Assim, nesse artigo no primeiro capítulo será abordada a seletividade penal, embasada pela Teoria do Etiquetamento Social, utilizando como um dos expoentes do direito penal, Winfried Hassemer, bem como Eugenio Raúl Zaffaroni.

Seguindo esse viés, o capítulo dois, por fim, abordará sobre a violência policial e a criminalização racial presente no corpo social, frente à minorias. Dessa maneira, utiliza-se o estudo comparando das polícias do Brasil e dos Estados Unidos, feito por Martha Huggins, docente na Tulane University, de New Orleans (EUA), além do ilustre Adorno (2002) ser evocado, bem como outros autores na medida que se abordar sobre a criminalização racial.


1. TEORIA DO ETIQUETAMENTO E A SELETIVIDADE PENAL

Conforme a Constituição Federal de 1988, no caput do artigo 5°, no qual trata dos direitos e garantias fundamentais diz: “Todos são iguais perante a lei, sem distinção de qualquer natureza. A seletividade penal e a teoria do etiquetamento presente, no nosso sistema penal, se conduz justamente em sentido contrário ao definido pela garantia constitucional citada. Nesse sentido, cabe ilustrar a correlação existente nos conceitos, a partir de sua conceituação de ambas expressões.

A teoria do etiquetamento, também chamado de labeling approach, trabalhada por Hassemer, consiste em uma teoria criminológica que surgiu na década de 60 nos Estados Unidos, e traz a ideia de que o crime e o criminoso, de forma geral, são construções sociais, originárias das definições legais criadas por instâncias oficiais de controle social e pela sociedade de forma generalizada. Consequentemente, desenvolvem os processos de criminalização primária, secundária e terciária. A primária, consiste na criação dos tipos penais no ordenamento, a partir de demandas da sociedade, surgindo um grupo novo de criminosos. Já a criminalização secundária, é justamente a criação de um estigma de criminoso por parte das instituições policiais, para aplicar tal lei originada pela criminalização primária. Para tanto, a criminalização terciária baseia-se no ingresso no sistema carcerário, realizando justamente a manutenção do estigma criado na criminalização secundária.

Dessa forma, a partir de tal teoria supracitada, conseguimos chegar à conclusão de que o estigma é baseado na construção de um agente policial e dos juristas, que estão inseridos em uma sociedade racista e classista, criando o estigma do preto, pobre como essa figura de criminosos. Analogamente, podemos remeter a cena cujo a promotora Elizabeth Lederer, no segundo capítulo, ao questionar a procuradora sobre a ausência de provas, essa diz só se importar em dar um rosto ao crime, condenando os garotos entre 14 e 16 anos. Embora ciente da fragilidade das provas e de confissões fabricadas, ela aprofunda na narrativa uma construção da imagem violenta do homem negro, retratada com maestria pelo filme “O Nascimento de uma Nação” em 1915 é o ápice da animalização do homem negro. O filme de Griffith apresenta o personagem Gus, ex-escravizado, como matador profissional e que sente atração sexual por mulheres brancas. Faz-se inevitável não lembrar desta construção social ao assistir “Olhos que Condena”. Fairstein, Lederer e a Justiça dos Estados Unidos apostaram na “bestialização” do homem negro como a chave para a condenação. Bastava contar com a força da imprensa, que cumpriu seu papel, em conjunto com expoentes empresários da época.

━━━

Enunciado a: Nos registros, reproduza as linhas que vão da que contém "data-point-x [664,769,671,776]" até a que contém "data-point-x [624,765,631,772]", substituindo "x-tick-label" por "rotulo-eixo-x" e mantendo todo o resto inalterado.
O trecho e os registros constituem materiais independentes entre si.

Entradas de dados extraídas
━━━

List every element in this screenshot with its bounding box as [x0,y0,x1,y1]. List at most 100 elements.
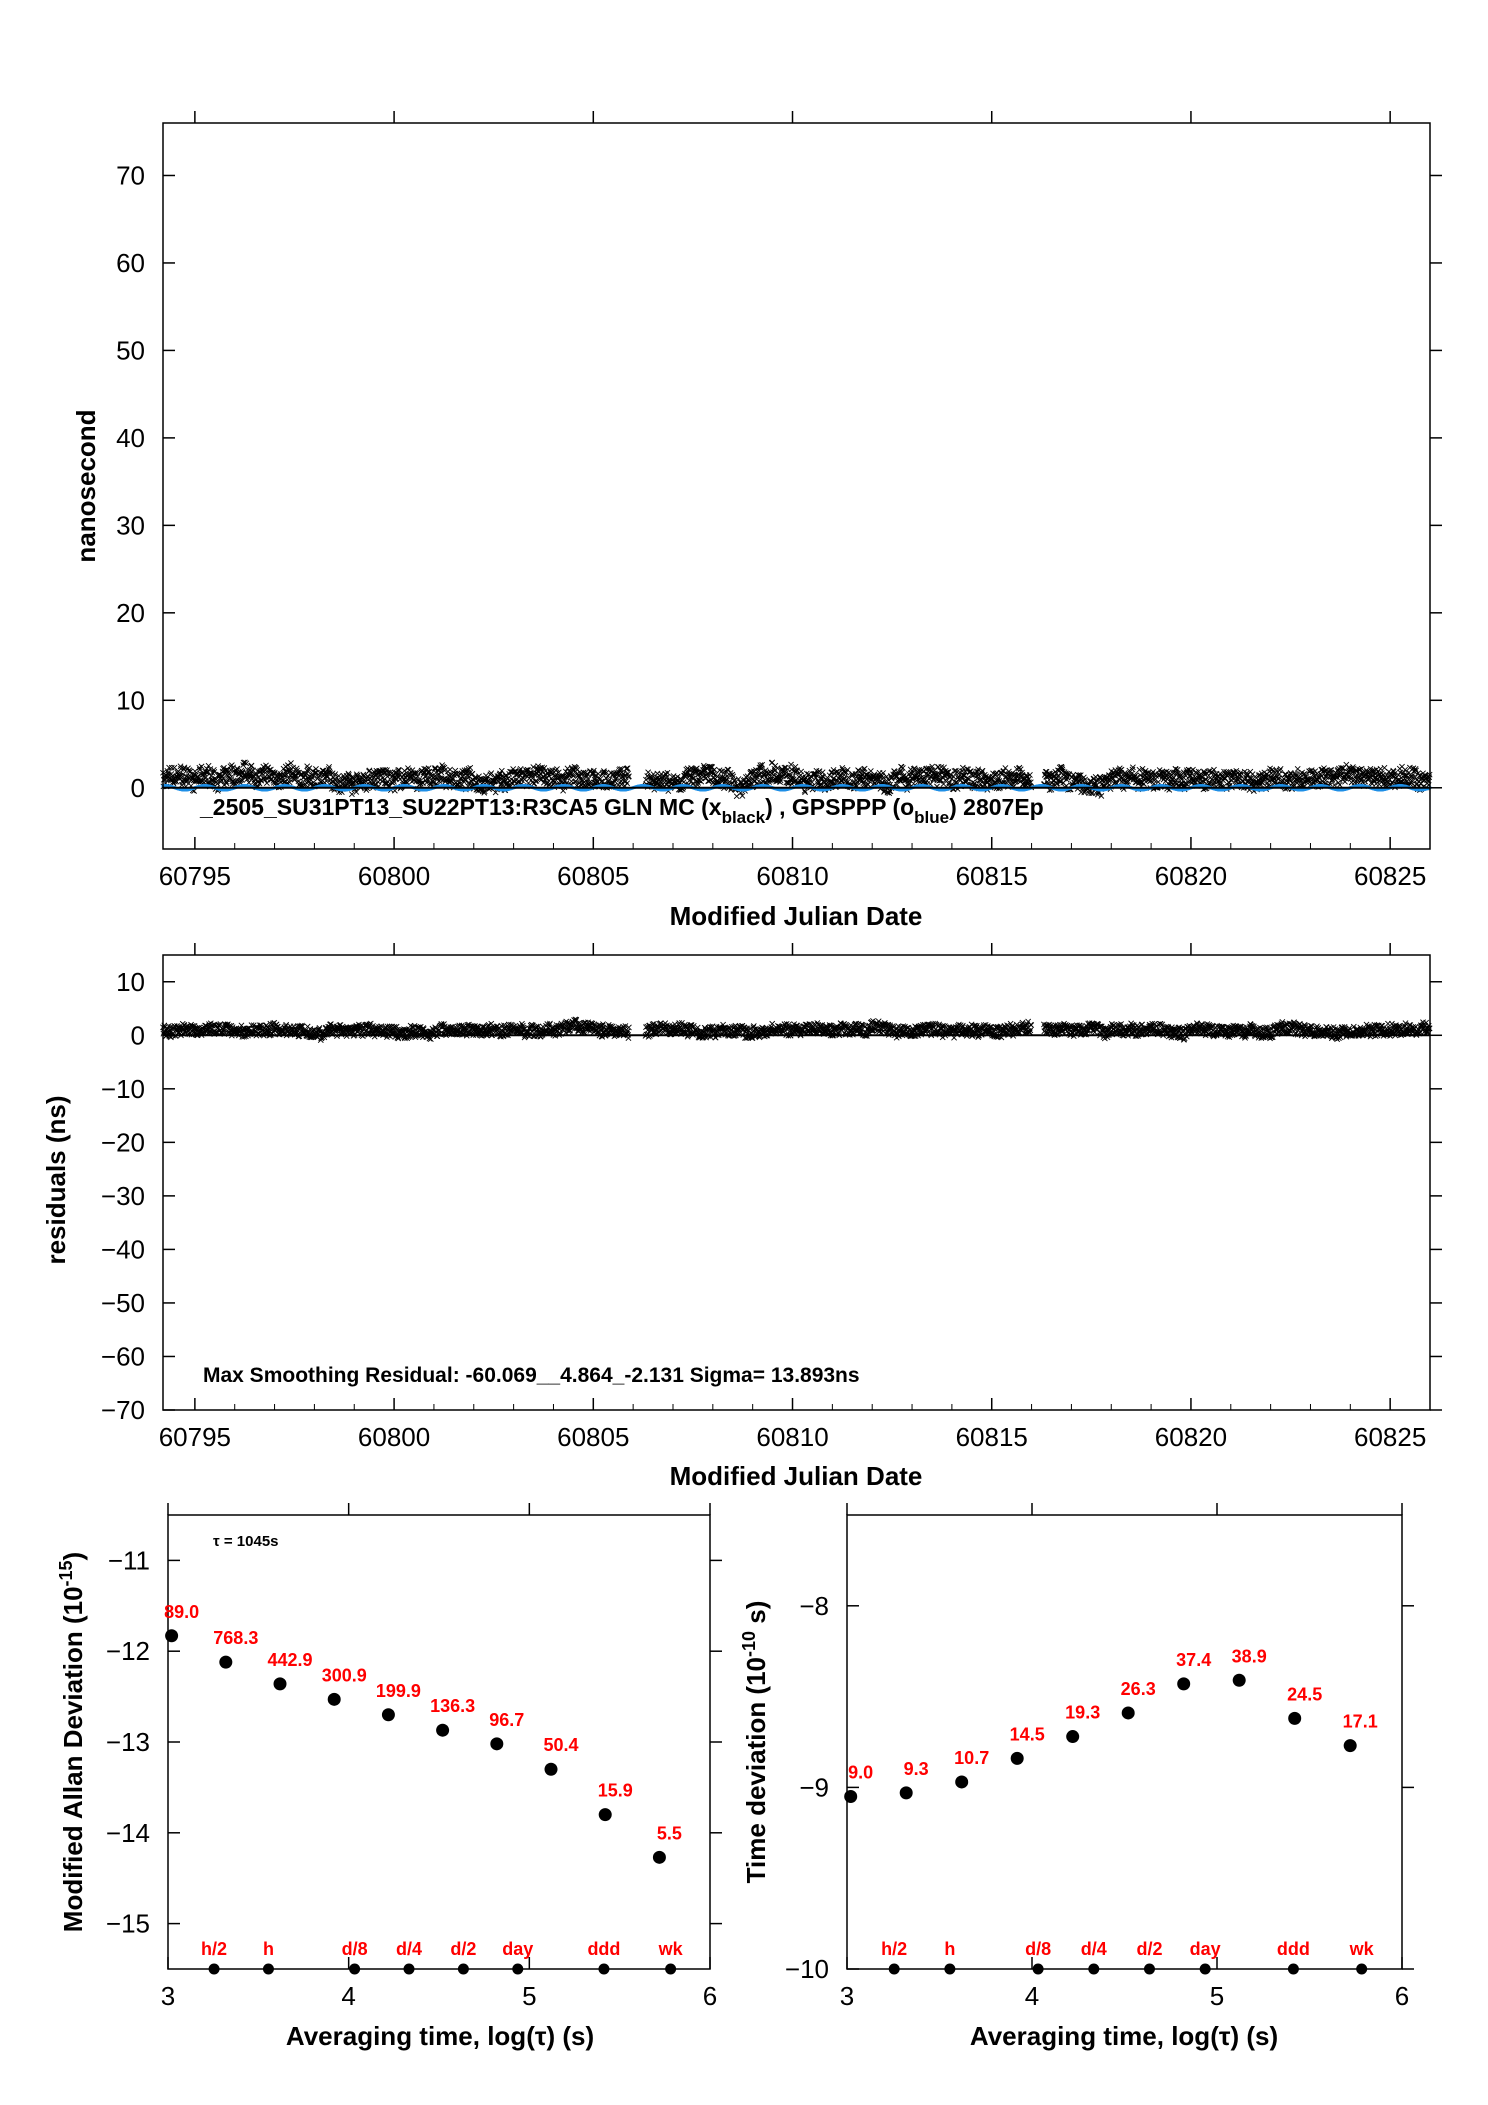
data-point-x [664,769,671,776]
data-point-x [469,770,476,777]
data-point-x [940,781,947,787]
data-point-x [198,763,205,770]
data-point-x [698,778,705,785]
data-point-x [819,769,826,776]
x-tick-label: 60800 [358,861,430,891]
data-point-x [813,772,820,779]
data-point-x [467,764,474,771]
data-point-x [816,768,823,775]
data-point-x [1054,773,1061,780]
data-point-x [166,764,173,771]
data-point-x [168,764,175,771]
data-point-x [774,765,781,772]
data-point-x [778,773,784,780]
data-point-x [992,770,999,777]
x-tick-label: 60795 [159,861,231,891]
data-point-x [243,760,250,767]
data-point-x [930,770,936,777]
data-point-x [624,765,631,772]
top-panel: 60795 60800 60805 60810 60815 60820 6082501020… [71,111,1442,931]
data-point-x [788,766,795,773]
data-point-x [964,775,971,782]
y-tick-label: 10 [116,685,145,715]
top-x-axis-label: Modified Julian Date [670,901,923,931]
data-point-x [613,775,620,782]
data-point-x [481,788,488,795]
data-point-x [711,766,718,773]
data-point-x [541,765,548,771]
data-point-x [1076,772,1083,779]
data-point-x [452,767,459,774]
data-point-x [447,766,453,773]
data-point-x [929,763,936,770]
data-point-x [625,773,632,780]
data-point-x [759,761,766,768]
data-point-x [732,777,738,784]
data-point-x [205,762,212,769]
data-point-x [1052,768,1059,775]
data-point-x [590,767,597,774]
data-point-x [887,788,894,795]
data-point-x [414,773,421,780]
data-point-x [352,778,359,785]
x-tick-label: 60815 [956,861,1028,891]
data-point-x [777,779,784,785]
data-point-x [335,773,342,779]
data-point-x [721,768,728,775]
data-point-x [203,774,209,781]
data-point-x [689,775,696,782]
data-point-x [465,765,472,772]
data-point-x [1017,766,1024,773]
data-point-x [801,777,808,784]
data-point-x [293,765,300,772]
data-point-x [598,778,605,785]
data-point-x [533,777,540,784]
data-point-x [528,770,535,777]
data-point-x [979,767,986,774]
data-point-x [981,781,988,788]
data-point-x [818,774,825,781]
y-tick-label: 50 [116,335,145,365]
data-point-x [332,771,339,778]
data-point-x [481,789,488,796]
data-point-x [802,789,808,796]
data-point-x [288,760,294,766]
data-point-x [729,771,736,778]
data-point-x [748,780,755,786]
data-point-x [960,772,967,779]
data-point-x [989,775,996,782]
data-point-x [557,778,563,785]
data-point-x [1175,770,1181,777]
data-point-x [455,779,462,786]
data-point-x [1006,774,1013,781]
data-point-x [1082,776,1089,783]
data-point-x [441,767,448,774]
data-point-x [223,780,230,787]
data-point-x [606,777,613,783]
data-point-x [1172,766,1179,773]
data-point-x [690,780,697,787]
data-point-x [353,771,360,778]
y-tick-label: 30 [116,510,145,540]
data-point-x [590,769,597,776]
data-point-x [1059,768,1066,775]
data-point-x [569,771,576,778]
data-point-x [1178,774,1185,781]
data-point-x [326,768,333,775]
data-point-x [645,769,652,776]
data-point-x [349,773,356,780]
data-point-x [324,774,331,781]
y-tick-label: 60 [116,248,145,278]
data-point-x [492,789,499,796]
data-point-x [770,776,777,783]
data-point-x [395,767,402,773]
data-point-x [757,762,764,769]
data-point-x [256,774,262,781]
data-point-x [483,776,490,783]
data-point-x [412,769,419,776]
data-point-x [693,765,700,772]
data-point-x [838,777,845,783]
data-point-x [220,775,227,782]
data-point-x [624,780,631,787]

━━━

Enunciado b: De acordo com o trecho sobre seletividade penal, em que década e em que país surgiu a teoria do etiquetamento?

Resposta completa a:
data-point-x [664,769,671,776]
data-point-x [469,770,476,777]
data-point-x [940,781,947,787]
data-point-x [198,763,205,770]
data-point-x [698,778,705,785]
data-point-x [819,769,826,776]
rotulo-eixo-x: 60800 [358,861,430,891]
data-point-x [813,772,820,779]
data-point-x [467,764,474,771]
data-point-x [816,768,823,775]
data-point-x [1054,773,1061,780]
data-point-x [166,764,173,771]
data-point-x [168,764,175,771]
data-point-x [774,765,781,772]
data-point-x [778,773,784,780]
data-point-x [992,770,999,777]
rotulo-eixo-x: 60795 [159,861,231,891]
data-point-x [243,760,250,767]
data-point-x [930,770,936,777]
data-point-x [624,765,631,772]

Resposta completa b: Na década de 60, nos Estados Unidos.